Set down the material below word for word, excluding the pictures.

>> begin Provided entries

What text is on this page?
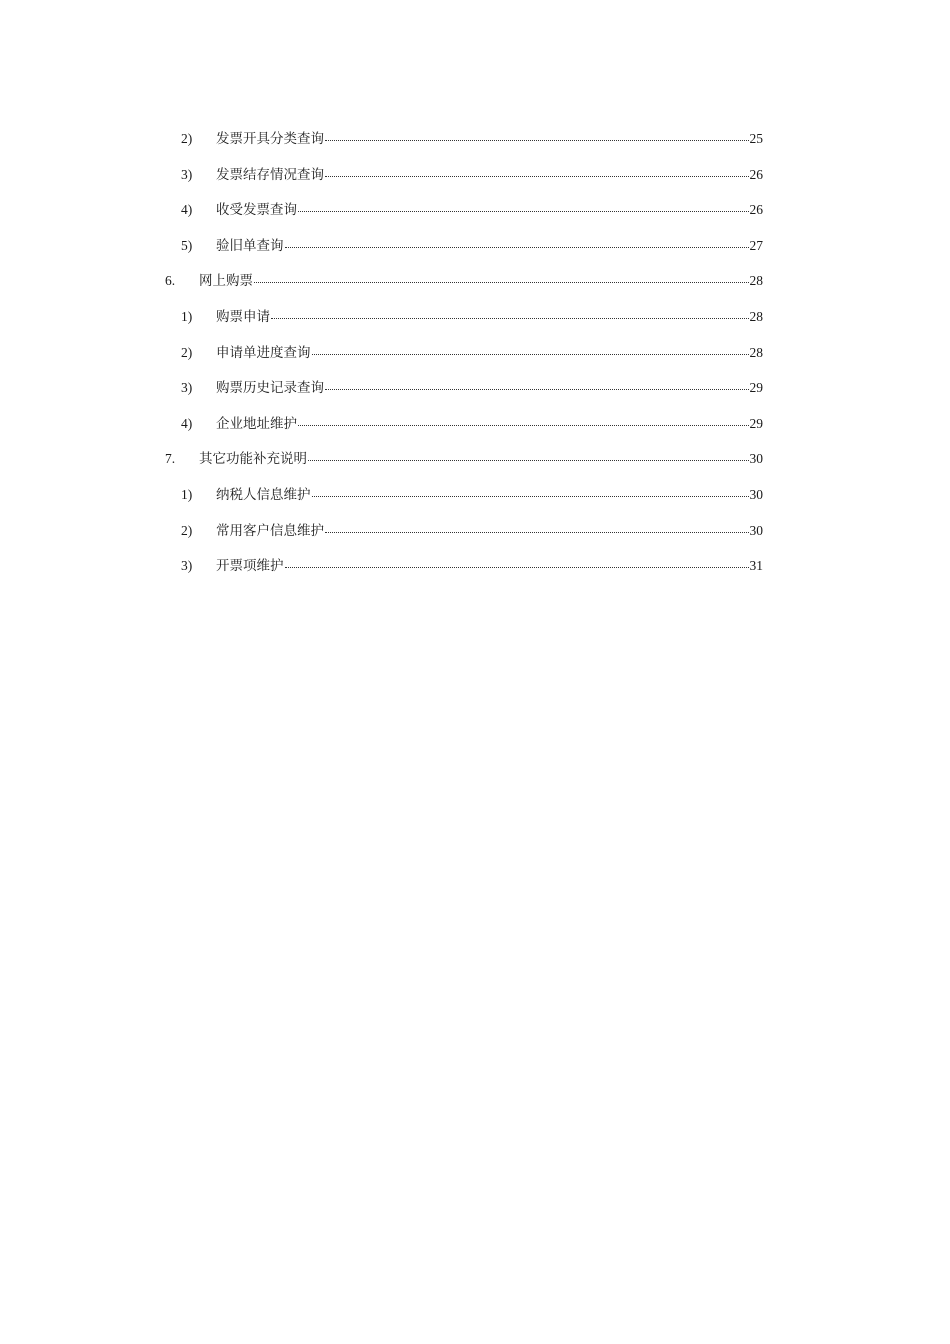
2)	发票开具分类查询	25
3)	发票结存情况查询	26
4)	收受发票查询	26
5)	验旧单查询	27
6.	网上购票	28
1)	购票申请	28
2)	申请单进度查询	28
3)	购票历史记录查询	29
4)	企业地址维护	29
7.	其它功能补充说明	30
1)	纳税人信息维护	30
2)	常用客户信息维护	30
3)	开票项维护	31
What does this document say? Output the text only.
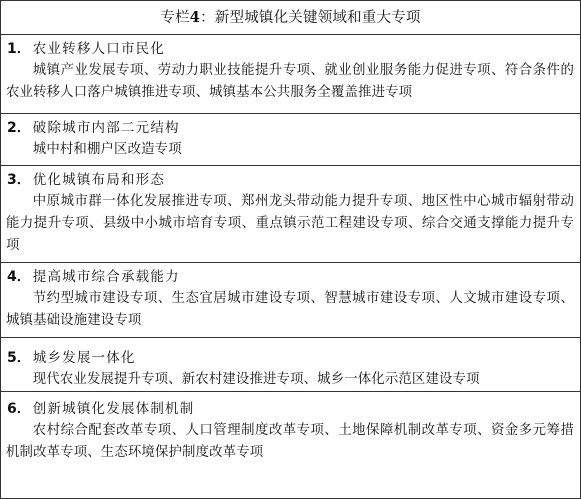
专栏4：新型城镇化关键领域和重大专项
1． 农业转移人口市民化
城镇产业发展专项、劳动力职业技能提升专项、就业创业服务能力促进专项、符合条件的农业转移人口落户城镇推进专项、城镇基本公共服务全覆盖推进专项
2． 破除城市内部二元结构
城中村和棚户区改造专项
3． 优化城镇布局和形态
中原城市群一体化发展推进专项、郑州龙头带动能力提升专项、地区性中心城市辐射带动能力提升专项、县级中小城市培育专项、重点镇示范工程建设专项、综合交通支撑能力提升专项
4． 提高城市综合承载能力
节约型城市建设专项、生态宜居城市建设专项、智慧城市建设专项、人文城市建设专项、城镇基础设施建设专项
5． 城乡发展一体化
现代农业发展提升专项、新农村建设推进专项、城乡一体化示范区建设专项
6． 创新城镇化发展体制机制
农村综合配套改革专项、人口管理制度改革专项、土地保障机制改革专项、资金多元筹措机制改革专项、生态环境保护制度改革专项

>> end Provided entries

▶ Response:
What text is on this page?
2)	发票开具分类查询	25
3)	发票结存情况查询	26
4)	收受发票查询	26
5)	验旧单查询	27
6.	网上购票	28
1)	购票申请	28
2)	申请单进度查询	28
3)	购票历史记录查询	29
4)	企业地址维护	29
7.	其它功能补充说明	30
1)	纳税人信息维护	30
2)	常用客户信息维护	30
3)	开票项维护	31
What does this document say? Output the text only.
专栏4：新型城镇化关键领域和重大专项
1． 农业转移人口市民化
城镇产业发展专项、劳动力职业技能提升专项、就业创业服务能力促进专项、符合条件的农业转移人口落户城镇推进专项、城镇基本公共服务全覆盖推进专项
2． 破除城市内部二元结构
城中村和棚户区改造专项
3． 优化城镇布局和形态
中原城市群一体化发展推进专项、郑州龙头带动能力提升专项、地区性中心城市辐射带动能力提升专项、县级中小城市培育专项、重点镇示范工程建设专项、综合交通支撑能力提升专项
4． 提高城市综合承载能力
节约型城市建设专项、生态宜居城市建设专项、智慧城市建设专项、人文城市建设专项、城镇基础设施建设专项
5． 城乡发展一体化
现代农业发展提升专项、新农村建设推进专项、城乡一体化示范区建设专项
6． 创新城镇化发展体制机制
农村综合配套改革专项、人口管理制度改革专项、土地保障机制改革专项、资金多元筹措机制改革专项、生态环境保护制度改革专项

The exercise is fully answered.